> [Exercises]
A. Reproduce word for word the passage of the post on modern GIS starting at "So, what is" and ending at "practice of geospatial.".
B. Decide whether each statement agrees with the post on modern GIS, answering yes or no and quoting the words of the post that settle it: (i) Modern GIS requires cloud-based tools and services. (ii) Modern GIS can be run locally. (iii) The post likens GIS to a toolbox full of tools.
C. Write a continuation of the post on modern GIS, picking up after its final sentence.

> [Quoted text]

The GIS we use and practice today is fundamentally different from the GIS we used previously. In the past, I have written about the need to define geospatial as a practice, and yet again I think it is time to define another term in our space.
Modern GIS is something that is starting to take hold and define itself as both new technologies and tools are being developed, new ideas and skills are being taught and learned, and more processes are using cloud-based tools and services (although this is not a prerequisite of modern GIS).
What is Modern GIS?
So, what is Modern GIS? Below is my definition:
Modern GIS is the process, systems, and technology used to derive insights from geospatial data. Modern GIS uses open, interoperable, and standards based technology. It can be run locally or in the cloud and can scale to work with many different types, velocities, and scales of data.
Later in the post, I will break down each of these points in more detail, but I think it is important here to acknowledge the difference between modern GIS and geospatial.
GIS and modern GIS comprise of the tools and technology, or the systems that enable the work or practice of geospatial.
Geospatial is the actual execution of that work and the education, professional, and other infrastructure that enables individuals to perform and advance their professional development.
In short, GIS is like a toolbox full of tools, and geospatial are the skills and ongoing learning that teaches you how to use the tools as well as the community that shares ideas on how to use those tools as well.

Stored records:
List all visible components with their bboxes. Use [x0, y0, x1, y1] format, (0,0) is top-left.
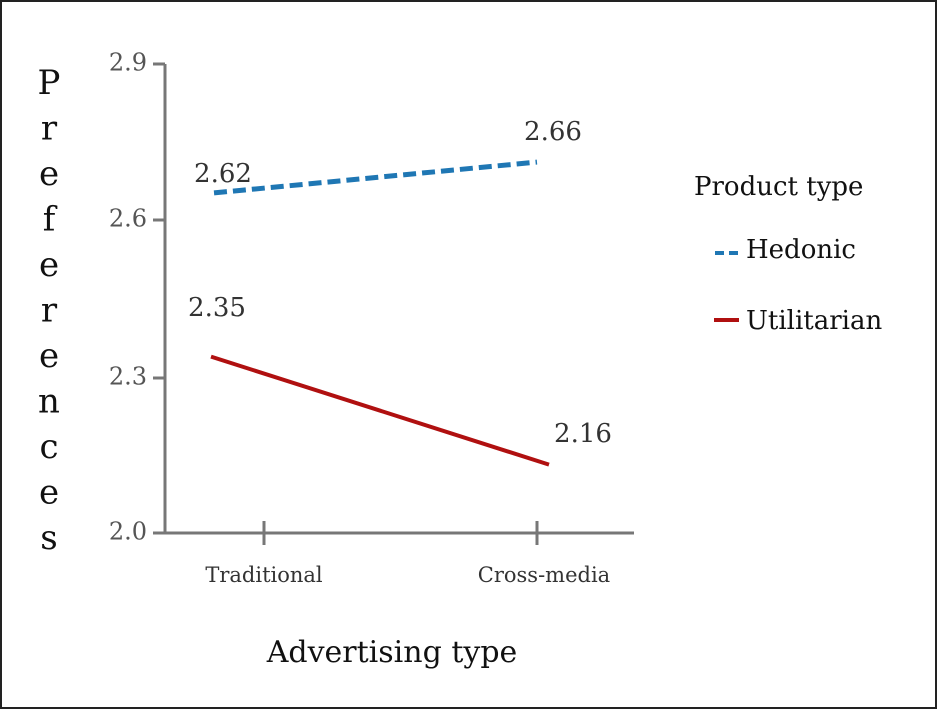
- y-tick-label: 2.9: [109, 49, 147, 77]
- x-tick-group: Traditional Cross-media: [205, 521, 610, 587]
- y-axis-title-char: s: [40, 518, 57, 558]
- data-label-hedonic-cross-media: 2.66: [524, 117, 582, 147]
- y-axis-title-char: r: [41, 291, 58, 331]
- series-line-hedonic: [213, 159, 538, 196]
- series-line-utilitarian: [210, 354, 550, 467]
- y-tick-group: 2.0 2.3 2.6 2.9: [109, 49, 165, 546]
- y-tick-label: 2.0: [109, 518, 147, 546]
- x-category-label-traditional: Traditional: [205, 563, 323, 587]
- legend-title: Product type: [694, 172, 863, 202]
- data-label-utilitarian-traditional: 2.35: [188, 293, 246, 323]
- y-axis-title-char: r: [41, 109, 58, 149]
- y-axis-title-char: n: [38, 382, 60, 422]
- x-category-label-cross-media: Cross-media: [478, 563, 610, 587]
- legend-label-hedonic: Hedonic: [746, 235, 856, 265]
- y-axis-title-char: e: [39, 154, 59, 194]
- x-axis-title: Advertising type: [266, 635, 518, 670]
- y-axis-title-char: e: [39, 245, 59, 285]
- y-tick-label: 2.3: [109, 363, 147, 391]
- y-axis-title-char: e: [39, 336, 59, 376]
- y-tick-label: 2.6: [109, 205, 147, 233]
- data-label-utilitarian-cross-media: 2.16: [554, 419, 612, 449]
- y-axis-title-char: e: [39, 473, 59, 513]
- y-axis-title-char: f: [43, 200, 58, 240]
- legend-label-utilitarian: Utilitarian: [746, 306, 883, 336]
- y-axis-title-char: c: [39, 427, 58, 467]
- legend: Product type Hedonic Utilitarian: [694, 172, 883, 336]
- y-axis-title-char: P: [38, 63, 61, 103]
- data-label-hedonic-traditional: 2.62: [194, 159, 252, 189]
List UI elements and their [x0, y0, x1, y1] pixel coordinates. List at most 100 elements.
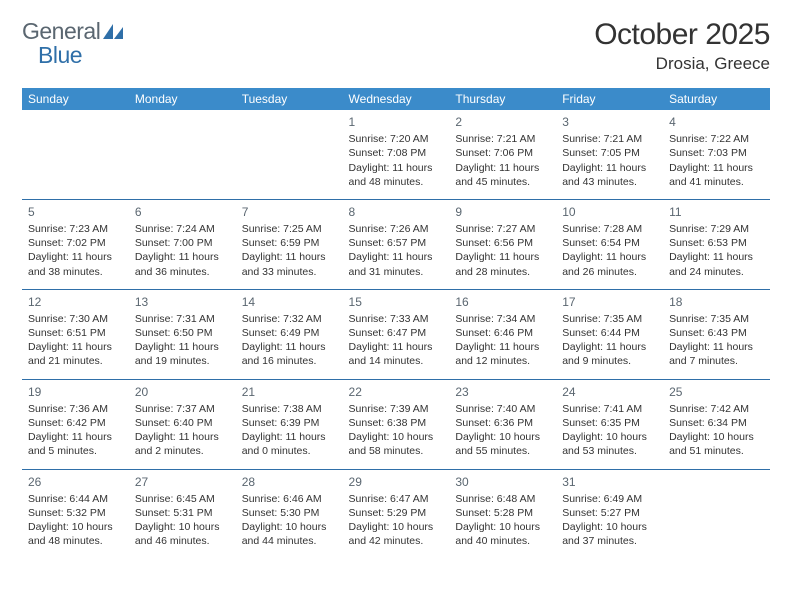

> [Responses in order]
A.
So, what is Modern GIS? Below is my definition:
Modern GIS is the process, systems, and technology used to derive insights from geospatial data. Modern GIS uses open, interoperable, and standards based technology. It can be run locally or in the cloud and can scale to work with many different types, velocities, and scales of data.
Later in the post, I will break down each of these points in more detail, but I think it is important here to acknowledge the difference between modern GIS and geospatial.
GIS and modern GIS comprise of the tools and technology, or the systems that enable the work or practice of geospatial.

B.
(i) No: "(although this is not a prerequisite of modern GIS)"
(ii) Yes: "It can be run locally or in the cloud"
(iii) Yes: "GIS is like a toolbox full of tools"

C.
GIS has had a long history and has grown and changed over the course of those 60+ years, but modern GIS, while very similar in the fact that they both represent the tools and systems to perform geospatial analysis, is fundamentally different for many reasons, and thus separate into itself.
How are Modern GIS and geospatial related or different?
Modern GIS is more open, scalable, collaborative, and accessible than traditional GIS. It can be run on a single machine with an internet connection using locally hosted open-source tools up to supporting a complete enterprise architecture in the cloud.
It supports much larger scales and velocities of data, with faster compute and processing times than traditional non-serverless workflows and the interoperable nature of open tools and common languages allows for a collaborative workflow with non-GIS teams.
This chart gives a high-level view of the differences between the two:
|Standards||Platform and software-based||Open and standards-based|
|Cloud Access||Cloud-hosted or on-premises||Cloud-native|
|Deployment||Local software package up to enterprise software packages||Open-source local use up to full enterprise|
|Data||Limited data scale||Scalable, even further in the cloud|
Let’s dive into each one in more detail:
What defines Modern GIS?
In short, modern GIS is defined by its open and standards-based approach and the ability to scale – to massive amounts of data as well as in computing resources, oftentimes in a serverless model.
This differs from a more traditional GIS platform that uses more proprietary systems that can scale via duplication (if one database or server becomes overloaded, a duplicate server can be stood up) but can’t scale to the same level of data volume as other cloud-native tools like data warehouses.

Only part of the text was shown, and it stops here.